(Entries taken from a collection)
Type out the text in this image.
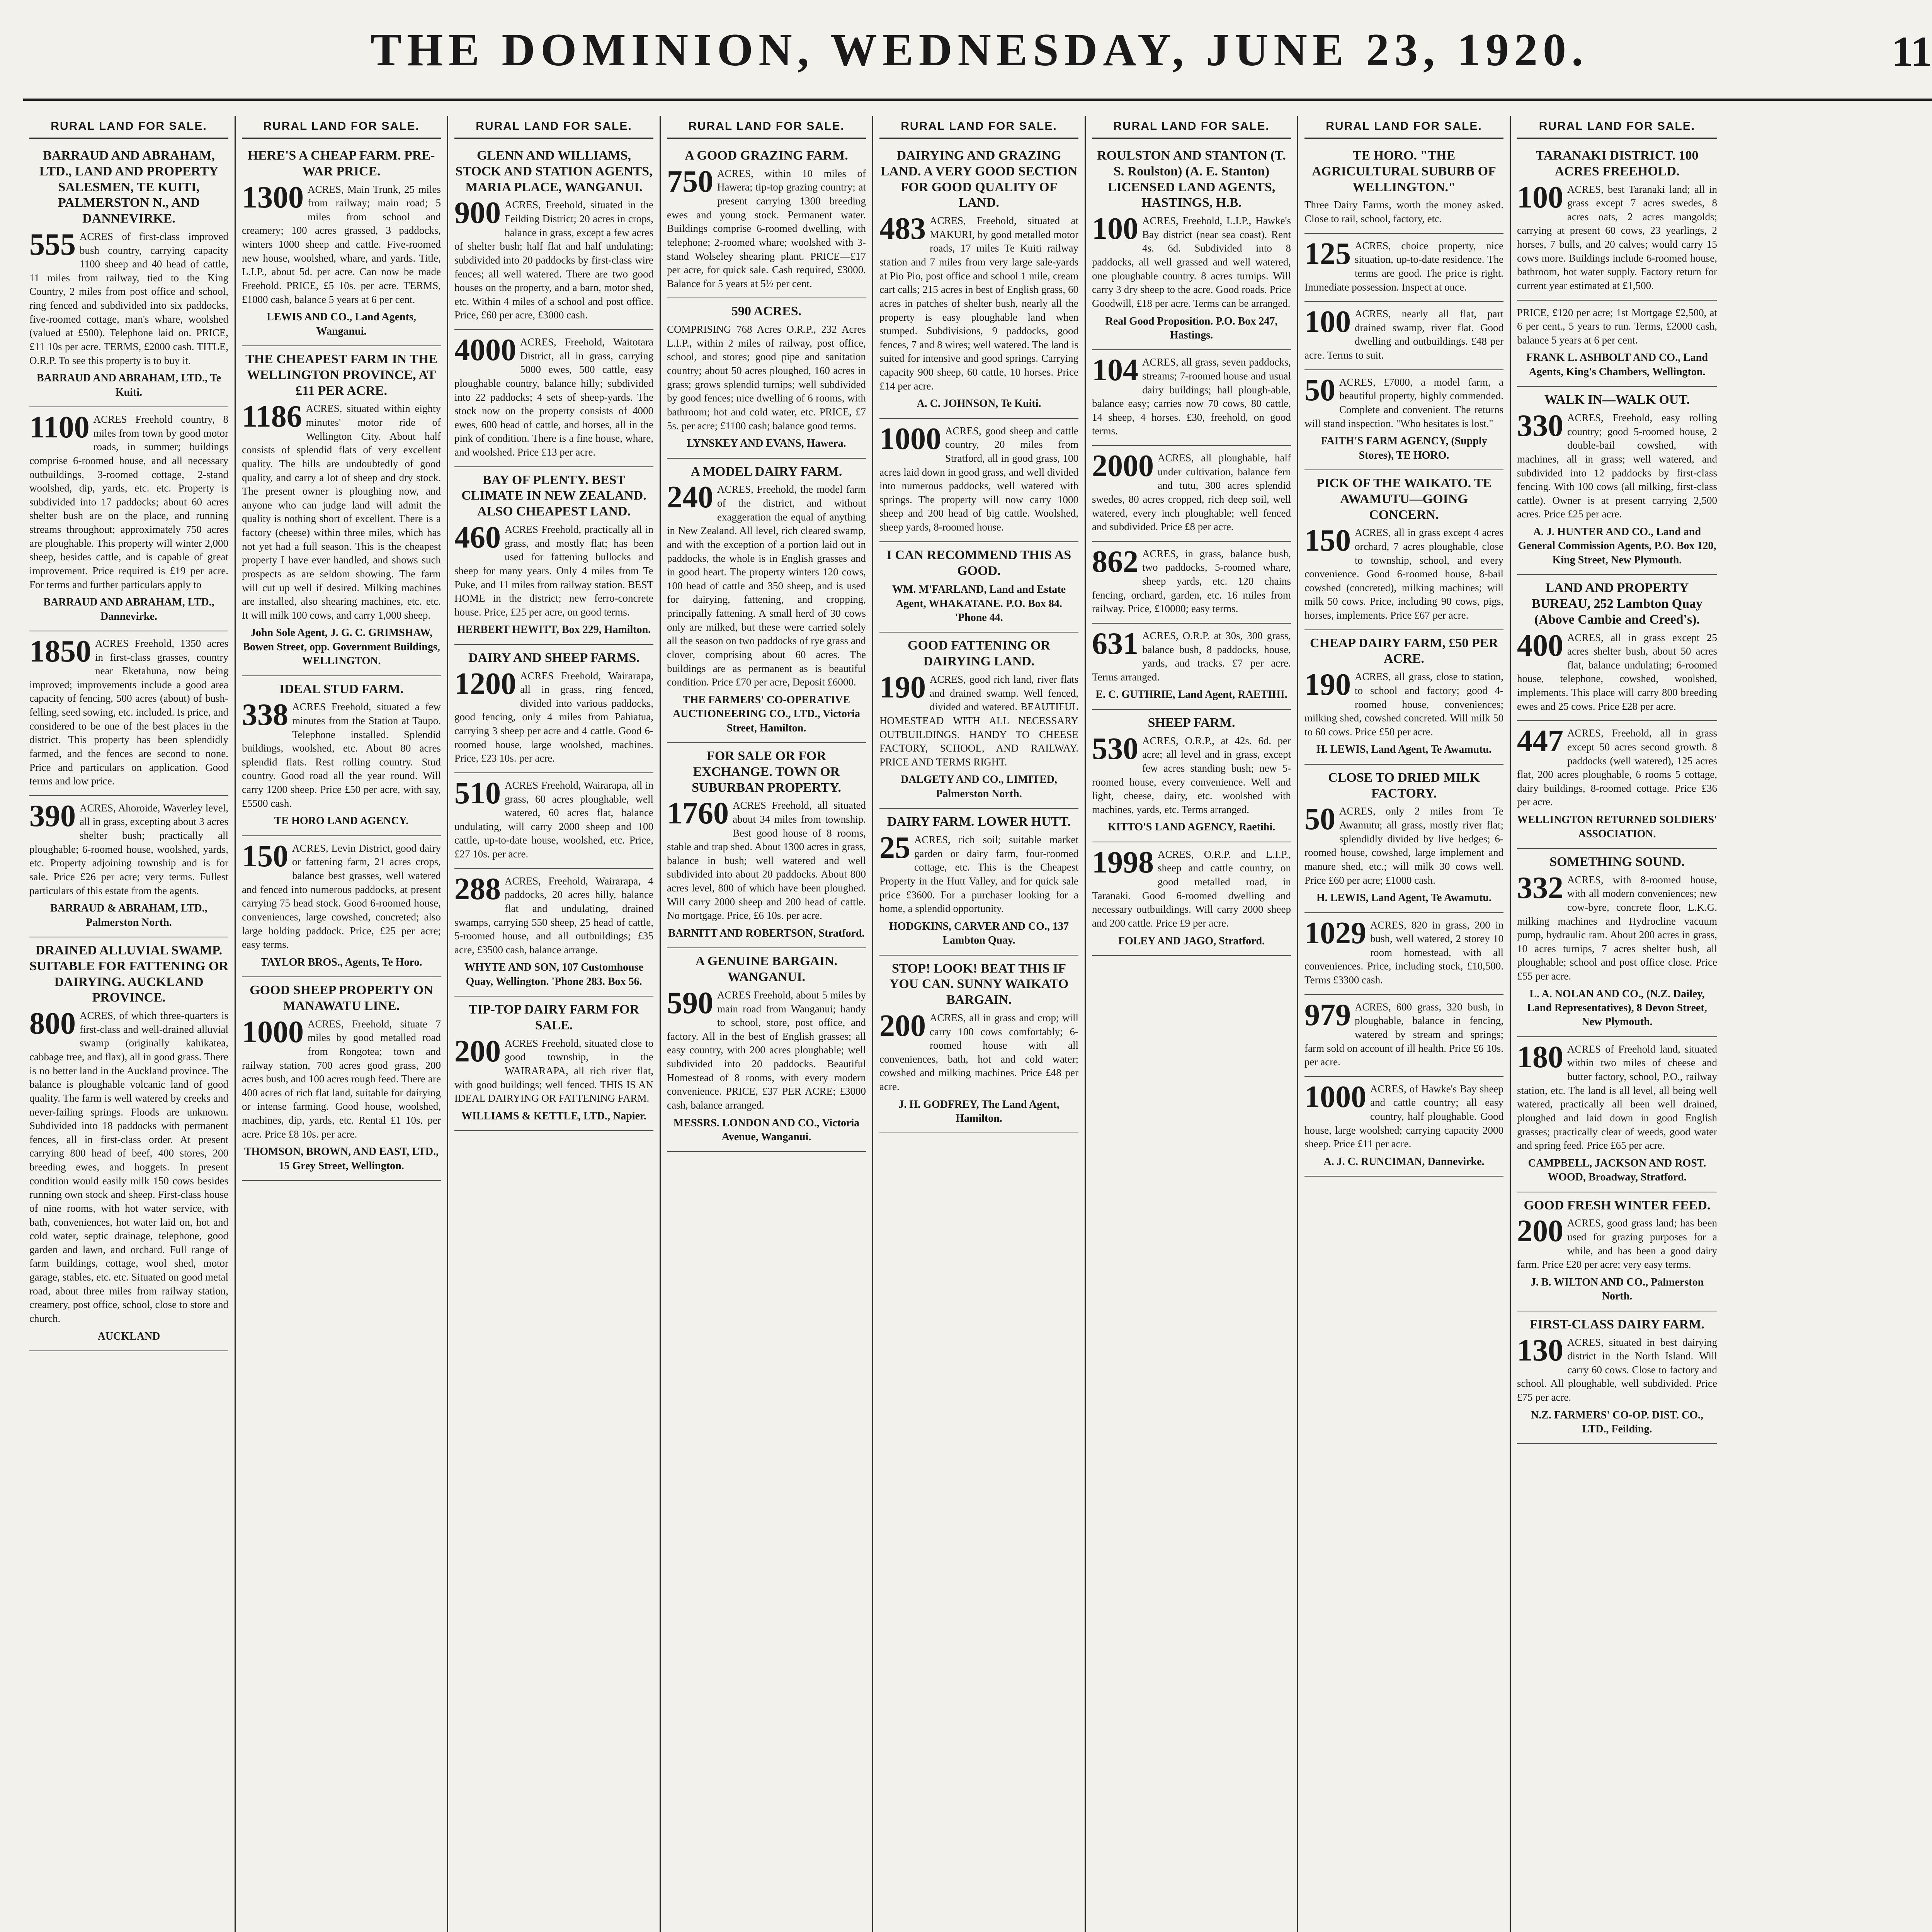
THE DOMINION, WEDNESDAY, JUNE 23, 1920.	11
RURAL LAND FOR SALE.
BARRAUD AND ABRAHAM, LTD., LAND AND PROPERTY SALESMEN, TE KUITI, PALMERSTON N., AND DANNEVIRKE.
555 ACRES of first-class improved bush country, carrying capacity 1100 sheep and 40 head of cattle, 11 miles from railway, tied to the King Country, 2 miles from post office and school, ring fenced and subdivided into six paddocks, five-roomed cottage, man's whare, woolshed (valued at £500). Telephone laid on. PRICE, £11 10s per acre. TERMS, £2000 cash. TITLE, O.R.P. To see this property is to buy it.
BARRAUD AND ABRAHAM, LTD., Te Kuiti.
1100 ACRES Freehold country, 8 miles from town by good motor roads, in summer; buildings comprise 6-roomed house, and all necessary outbuildings, 3-roomed cottage, 2-stand woolshed, dip, yards, etc. etc. Property is subdivided into 17 paddocks; about 60 acres shelter bush are on the place, and running streams throughout; approximately 750 acres are ploughable. This property will winter 2,000 sheep, besides cattle, and is capable of great improvement. Price required is £19 per acre. For terms and further particulars apply to
BARRAUD AND ABRAHAM, LTD., Dannevirke.
1850 ACRES Freehold, 1350 acres in first-class grasses, country near Eketahuna, now being improved; improvements include a good area capacity of fencing, 500 acres (about) of bush-felling, seed sowing, etc. included. Is price, and considered to be one of the best places in the district. This property has been splendidly farmed, and the fences are second to none. Price and particulars on application. Good terms and low price.
390 ACRES, Ahoroide, Waverley level, all in grass, excepting about 3 acres shelter bush; practically all ploughable; 6-roomed house, woolshed, yards, etc. Property adjoining township and is for sale. Price £26 per acre; very terms. Fullest particulars of this estate from the agents.
BARRAUD & ABRAHAM, LTD., Palmerston North.
DRAINED ALLUVIAL SWAMP. SUITABLE FOR FATTENING OR DAIRYING. AUCKLAND PROVINCE.
800 ACRES, of which three-quarters is first-class and well-drained alluvial swamp (originally kahikatea, cabbage tree, and flax), all in good grass. There is no better land in the Auckland province. The balance is ploughable volcanic land of good quality. The farm is well watered by creeks and never-failing springs. Floods are unknown. Subdivided into 18 paddocks with permanent fences, all in first-class order. At present carrying 800 head of beef, 400 stores, 200 breeding ewes, and hoggets. In present condition would easily milk 150 cows besides running own stock and sheep. First-class house of nine rooms, with hot water service, with bath, conveniences, hot water laid on, hot and cold water, septic drainage, telephone, good garden and lawn, and orchard. Full range of farm buildings, cottage, wool shed, motor garage, stables, etc. etc. Situated on good metal road, about three miles from railway station, creamery, post office, school, close to store and church.
AUCKLAND
RURAL LAND FOR SALE.
HERE'S A CHEAP FARM. PRE-WAR PRICE.
1300 ACRES, Main Trunk, 25 miles from railway; main road; 5 miles from school and creamery; 100 acres grassed, 3 paddocks, winters 1000 sheep and cattle. Five-roomed new house, woolshed, whare, and yards. Title, L.I.P., about 5d. per acre. Can now be made Freehold. PRICE, £5 10s. per acre. TERMS, £1000 cash, balance 5 years at 6 per cent.
LEWIS AND CO., Land Agents, Wanganui.
THE CHEAPEST FARM IN THE WELLINGTON PROVINCE, AT £11 PER ACRE.
1186 ACRES, situated within eighty minutes' motor ride of Wellington City. About half consists of splendid flats of very excellent quality. The hills are undoubtedly of good quality, and carry a lot of sheep and dry stock. The present owner is ploughing now, and anyone who can judge land will admit the quality is nothing short of excellent. There is a factory (cheese) within three miles, which has not yet had a full season. This is the cheapest property I have ever handled, and shows such prospects as are seldom showing. The farm will cut up well if desired. Milking machines are installed, also shearing machines, etc. etc. It will milk 100 cows, and carry 1,000 sheep.
John Sole Agent, J. G. C. GRIMSHAW, Bowen Street, opp. Government Buildings, WELLINGTON.
IDEAL STUD FARM.
338 ACRES Freehold, situated a few minutes from the Station at Taupo. Telephone installed. Splendid buildings, woolshed, etc. About 80 acres splendid flats. Rest rolling country. Stud country. Good road all the year round. Will carry 1200 sheep. Price £50 per acre, with say, £5500 cash.
TE HORO LAND AGENCY.
150 ACRES, Levin District, good dairy or fattening farm, 21 acres crops, balance best grasses, well watered and fenced into numerous paddocks, at present carrying 75 head stock. Good 6-roomed house, conveniences, large cowshed, concreted; also large holding paddock. Price, £25 per acre; easy terms.
TAYLOR BROS., Agents, Te Horo.
GOOD SHEEP PROPERTY ON MANAWATU LINE.
1000 ACRES, Freehold, situate 7 miles by good metalled road from Rongotea; town and railway station, 700 acres good grass, 200 acres bush, and 100 acres rough feed. There are 400 acres of rich flat land, suitable for dairying or intense farming. Good house, woolshed, machines, dip, yards, etc. Rental £1 10s. per acre. Price £8 10s. per acre.
THOMSON, BROWN, AND EAST, LTD., 15 Grey Street, Wellington.
RURAL LAND FOR SALE.
GLENN AND WILLIAMS, STOCK AND STATION AGENTS, MARIA PLACE, WANGANUI.
900 ACRES, Freehold, situated in the Feilding District; 20 acres in crops, balance in grass, except a few acres of shelter bush; half flat and half undulating; subdivided into 20 paddocks by first-class wire fences; all well watered. There are two good houses on the property, and a barn, motor shed, etc. Within 4 miles of a school and post office. Price, £60 per acre, £3000 cash.
4000 ACRES, Freehold, Waitotara District, all in grass, carrying 5000 ewes, 500 cattle, easy ploughable country, balance hilly; subdivided into 22 paddocks; 4 sets of sheep-yards. The stock now on the property consists of 4000 ewes, 600 head of cattle, and horses, all in the pink of condition. There is a fine house, whare, and woolshed. Price £13 per acre.
BAY OF PLENTY. BEST CLIMATE IN NEW ZEALAND. ALSO CHEAPEST LAND.
460 ACRES Freehold, practically all in grass, and mostly flat; has been used for fattening bullocks and sheep for many years. Only 4 miles from Te Puke, and 11 miles from railway station. BEST HOME in the district; new ferro-concrete house. Price, £25 per acre, on good terms.
HERBERT HEWITT, Box 229, Hamilton.
DAIRY AND SHEEP FARMS.
1200 ACRES Freehold, Wairarapa, all in grass, ring fenced, divided into various paddocks, good fencing, only 4 miles from Pahiatua, carrying 3 sheep per acre and 4 cattle. Good 6-roomed house, large woolshed, machines. Price, £23 10s. per acre.
510 ACRES Freehold, Wairarapa, all in grass, 60 acres ploughable, well watered, 60 acres flat, balance undulating, will carry 2000 sheep and 100 cattle, up-to-date house, woolshed, etc. Price, £27 10s. per acre.
288 ACRES, Freehold, Wairarapa, 4 paddocks, 20 acres hilly, balance flat and undulating, drained swamps, carrying 550 sheep, 25 head of cattle, 5-roomed house, and all outbuildings; £35 acre, £3500 cash, balance arrange.
WHYTE AND SON, 107 Customhouse Quay, Wellington. 'Phone 283. Box 56.
TIP-TOP DAIRY FARM FOR SALE.
200 ACRES Freehold, situated close to good township, in the WAIRARAPA, all rich river flat, with good buildings; well fenced. THIS IS AN IDEAL DAIRYING OR FATTENING FARM.
WILLIAMS & KETTLE, LTD., Napier.
RURAL LAND FOR SALE.
A GOOD GRAZING FARM.
750 ACRES, within 10 miles of Hawera; tip-top grazing country; at present carrying 1300 breeding ewes and young stock. Permanent water. Buildings comprise 6-roomed dwelling, with telephone; 2-roomed whare; woolshed with 3-stand Wolseley shearing plant. PRICE—£17 per acre, for quick sale. Cash required, £3000. Balance for 5 years at 5½ per cent.
590 ACRES.
COMPRISING 768 Acres O.R.P., 232 Acres L.I.P., within 2 miles of railway, post office, school, and stores; good pipe and sanitation country; about 50 acres ploughed, 160 acres in grass; grows splendid turnips; well subdivided by good fences; nice dwelling of 6 rooms, with bathroom; hot and cold water, etc. PRICE, £7 5s. per acre; £1100 cash; balance good terms.
LYNSKEY AND EVANS, Hawera.
A MODEL DAIRY FARM.
240 ACRES, Freehold, the model farm of the district, and without exaggeration the equal of anything in New Zealand. All level, rich cleared swamp, and with the exception of a portion laid out in paddocks, the whole is in English grasses and in good heart. The property winters 120 cows, 100 head of cattle and 350 sheep, and is used for dairying, fattening, and cropping, principally fattening. A small herd of 30 cows only are milked, but these were carried solely all the season on two paddocks of rye grass and clover, comprising about 60 acres. The buildings are as permanent as is beautiful condition. Price £70 per acre, Deposit £6000.
THE FARMERS' CO-OPERATIVE AUCTIONEERING CO., LTD., Victoria Street, Hamilton.
FOR SALE OR FOR EXCHANGE. TOWN OR SUBURBAN PROPERTY.
1760 ACRES Freehold, all situated about 34 miles from township. Best good house of 8 rooms, stable and trap shed. About 1300 acres in grass, balance in bush; well watered and well subdivided into about 20 paddocks. About 800 acres level, 800 of which have been ploughed. Will carry 2000 sheep and 200 head of cattle. No mortgage. Price, £6 10s. per acre.
BARNITT AND ROBERTSON, Stratford.
A GENUINE BARGAIN. WANGANUI.
590 ACRES Freehold, about 5 miles by main road from Wanganui; handy to school, store, post office, and factory. All in the best of English grasses; all easy country, with 200 acres ploughable; well subdivided into 20 paddocks. Beautiful Homestead of 8 rooms, with every modern convenience. PRICE, £37 PER ACRE; £3000 cash, balance arranged.
MESSRS. LONDON AND CO., Victoria Avenue, Wanganui.
RURAL LAND FOR SALE.
DAIRYING AND GRAZING LAND. A VERY GOOD SECTION FOR GOOD QUALITY OF LAND.
483 ACRES, Freehold, situated at MAKURI, by good metalled motor roads, 17 miles Te Kuiti railway station and 7 miles from very large sale-yards at Pio Pio, post office and school 1 mile, cream cart calls; 215 acres in best of English grass, 60 acres in patches of shelter bush, nearly all the property is easy ploughable land when stumped. Subdivisions, 9 paddocks, good fences, 7 and 8 wires; well watered. The land is suited for intensive and good springs. Carrying capacity 900 sheep, 60 cattle, 10 horses. Price £14 per acre.
A. C. JOHNSON, Te Kuiti.
1000 ACRES, good sheep and cattle country, 20 miles from Stratford, all in good grass, 100 acres laid down in good grass, and well divided into numerous paddocks, well watered with springs. The property will now carry 1000 sheep and 200 head of big cattle. Woolshed, sheep yards, 8-roomed house.
I CAN RECOMMEND THIS AS GOOD.
WM. M'FARLAND, Land and Estate Agent, WHAKATANE. P.O. Box 84. 'Phone 44.
GOOD FATTENING OR DAIRYING LAND.
190 ACRES, good rich land, river flats and drained swamp. Well fenced, divided and watered. BEAUTIFUL HOMESTEAD WITH ALL NECESSARY OUTBUILDINGS. HANDY TO CHEESE FACTORY, SCHOOL, AND RAILWAY. PRICE AND TERMS RIGHT.
DALGETY AND CO., LIMITED, Palmerston North.
DAIRY FARM. LOWER HUTT.
25 ACRES, rich soil; suitable market garden or dairy farm, four-roomed cottage, etc. This is the Cheapest Property in the Hutt Valley, and for quick sale price £3600. For a purchaser looking for a home, a splendid opportunity.
HODGKINS, CARVER AND CO., 137 Lambton Quay.
STOP! LOOK! BEAT THIS IF YOU CAN. SUNNY WAIKATO BARGAIN.
200 ACRES, all in grass and crop; will carry 100 cows comfortably; 6-roomed house with all conveniences, bath, hot and cold water; cowshed and milking machines. Price £48 per acre.
J. H. GODFREY, The Land Agent, Hamilton.
RURAL LAND FOR SALE.
ROULSTON AND STANTON (T. S. Roulston) (A. E. Stanton) LICENSED LAND AGENTS, HASTINGS, H.B.
100 ACRES, Freehold, L.I.P., Hawke's Bay district (near sea coast). Rent 4s. 6d. Subdivided into 8 paddocks, all well grassed and well watered, one ploughable country. 8 acres turnips. Will carry 3 dry sheep to the acre. Good roads. Price Goodwill, £18 per acre. Terms can be arranged.
Real Good Proposition. P.O. Box 247, Hastings.
104 ACRES, all grass, seven paddocks, streams; 7-roomed house and usual dairy buildings; hall plough-able, balance easy; carries now 70 cows, 80 cattle, 14 sheep, 4 horses. £30, freehold, on good terms.
2000 ACRES, all ploughable, half under cultivation, balance fern and tutu, 300 acres splendid swedes, 80 acres cropped, rich deep soil, well watered, every inch ploughable; well fenced and subdivided. Price £8 per acre.
862 ACRES, in grass, balance bush, two paddocks, 5-roomed whare, sheep yards, etc. 120 chains fencing, orchard, garden, etc. 16 miles from railway. Price, £10000; easy terms.
631 ACRES, O.R.P. at 30s, 300 grass, balance bush, 8 paddocks, house, yards, and tracks. £7 per acre. Terms arranged.
E. C. GUTHRIE, Land Agent, RAETIHI.
SHEEP FARM.
530 ACRES, O.R.P., at 42s. 6d. per acre; all level and in grass, except few acres standing bush; new 5-roomed house, every convenience. Well and light, cheese, dairy, etc. woolshed with machines, yards, etc. Terms arranged.
KITTO'S LAND AGENCY, Raetihi.
1998 ACRES, O.R.P. and L.I.P., sheep and cattle country, on good metalled road, in Taranaki. Good 6-roomed dwelling and necessary outbuildings. Will carry 2000 sheep and 200 cattle. Price £9 per acre.
FOLEY AND JAGO, Stratford.
RURAL LAND FOR SALE.
TE HORO. "THE AGRICULTURAL SUBURB OF WELLINGTON."
Three Dairy Farms, worth the money asked. Close to rail, school, factory, etc.
125 ACRES, choice property, nice situation, up-to-date residence. The terms are good. The price is right. Immediate possession. Inspect at once.
100 ACRES, nearly all flat, part drained swamp, river flat. Good dwelling and outbuildings. £48 per acre. Terms to suit.
50 ACRES, £7000, a model farm, a beautiful property, highly commended. Complete and convenient. The returns will stand inspection. "Who hesitates is lost."
FAITH'S FARM AGENCY, (Supply Stores), TE HORO.
PICK OF THE WAIKATO. TE AWAMUTU—GOING CONCERN.
150 ACRES, all in grass except 4 acres orchard, 7 acres ploughable, close to township, school, and every convenience. Good 6-roomed house, 8-bail cowshed (concreted), milking machines; will milk 50 cows. Price, including 90 cows, pigs, horses, implements. Price £67 per acre.
CHEAP DAIRY FARM, £50 PER ACRE.
190 ACRES, all grass, close to station, to school and factory; good 4-roomed house, conveniences; milking shed, cowshed concreted. Will milk 50 to 60 cows. Price £50 per acre.
H. LEWIS, Land Agent, Te Awamutu.
CLOSE TO DRIED MILK FACTORY.
50 ACRES, only 2 miles from Te Awamutu; all grass, mostly river flat; splendidly divided by live hedges; 6-roomed house, cowshed, large implement and manure shed, etc.; will milk 30 cows well. Price £60 per acre; £1000 cash.
H. LEWIS, Land Agent, Te Awamutu.
1029 ACRES, 820 in grass, 200 in bush, well watered, 2 storey 10 room homestead, with all conveniences. Price, including stock, £10,500. Terms £3300 cash.
979 ACRES, 600 grass, 320 bush, in ploughable, balance in fencing, watered by stream and springs; farm sold on account of ill health. Price £6 10s. per acre.
1000 ACRES, of Hawke's Bay sheep and cattle country; all easy country, half ploughable. Good house, large woolshed; carrying capacity 2000 sheep. Price £11 per acre.
A. J. C. RUNCIMAN, Dannevirke.
RURAL LAND FOR SALE.
TARANAKI DISTRICT. 100 ACRES FREEHOLD.
100 ACRES, best Taranaki land; all in grass except 7 acres swedes, 8 acres oats, 2 acres mangolds; carrying at present 60 cows, 23 yearlings, 2 horses, 7 bulls, and 20 calves; would carry 15 cows more. Buildings include 6-roomed house, bathroom, hot water supply. Factory return for current year estimated at £1,500.
PRICE, £120 per acre; 1st Mortgage £2,500, at 6 per cent., 5 years to run. Terms, £2000 cash, balance 5 years at 6 per cent.
FRANK L. ASHBOLT AND CO., Land Agents, King's Chambers, Wellington.
WALK IN—WALK OUT.
330 ACRES, Freehold, easy rolling country; good 5-roomed house, 2 double-bail cowshed, with machines, all in grass; well watered, and subdivided into 12 paddocks by first-class fencing. With 100 cows (all milking, first-class cattle). Owner is at present carrying 2,500 acres. Price £25 per acre.
A. J. HUNTER AND CO., Land and General Commission Agents, P.O. Box 120, King Street, New Plymouth.
LAND AND PROPERTY BUREAU, 252 Lambton Quay (Above Cambie and Creed's).
400 ACRES, all in grass except 25 acres shelter bush, about 50 acres flat, balance undulating; 6-roomed house, telephone, cowshed, woolshed, implements. This place will carry 800 breeding ewes and 25 cows. Price £28 per acre.
447 ACRES, Freehold, all in grass except 50 acres second growth. 8 paddocks (well watered), 125 acres flat, 200 acres ploughable, 6 rooms 5 cottage, dairy buildings, 8-roomed cottage. Price £36 per acre.
WELLINGTON RETURNED SOLDIERS' ASSOCIATION.
SOMETHING SOUND.
332 ACRES, with 8-roomed house, with all modern conveniences; new cow-byre, concrete floor, L.K.G. milking machines and Hydrocline vacuum pump, hydraulic ram. About 200 acres in grass, 10 acres turnips, 7 acres shelter bush, all ploughable; school and post office close. Price £55 per acre.
L. A. NOLAN AND CO., (N.Z. Dailey, Land Representatives), 8 Devon Street, New Plymouth.
180 ACRES of Freehold land, situated within two miles of cheese and butter factory, school, P.O., railway station, etc. The land is all level, all being well watered, practically all been well drained, ploughed and laid down in good English grasses; practically clear of weeds, good water and spring feed. Price £65 per acre.
CAMPBELL, JACKSON AND ROST. WOOD, Broadway, Stratford.
GOOD FRESH WINTER FEED.
200 ACRES, good grass land; has been used for grazing purposes for a while, and has been a good dairy farm. Price £20 per acre; very easy terms.
J. B. WILTON AND CO., Palmerston North.
FIRST-CLASS DAIRY FARM.
130 ACRES, situated in best dairying district in the North Island. Will carry 60 cows. Close to factory and school. All ploughable, well subdivided. Price £75 per acre.
N.Z. FARMERS' CO-OP. DIST. CO., LTD., Feilding.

Exercise requirements >>
Say how many lines of the data include the word "crops". Respond with the number alone.

Final result >>
2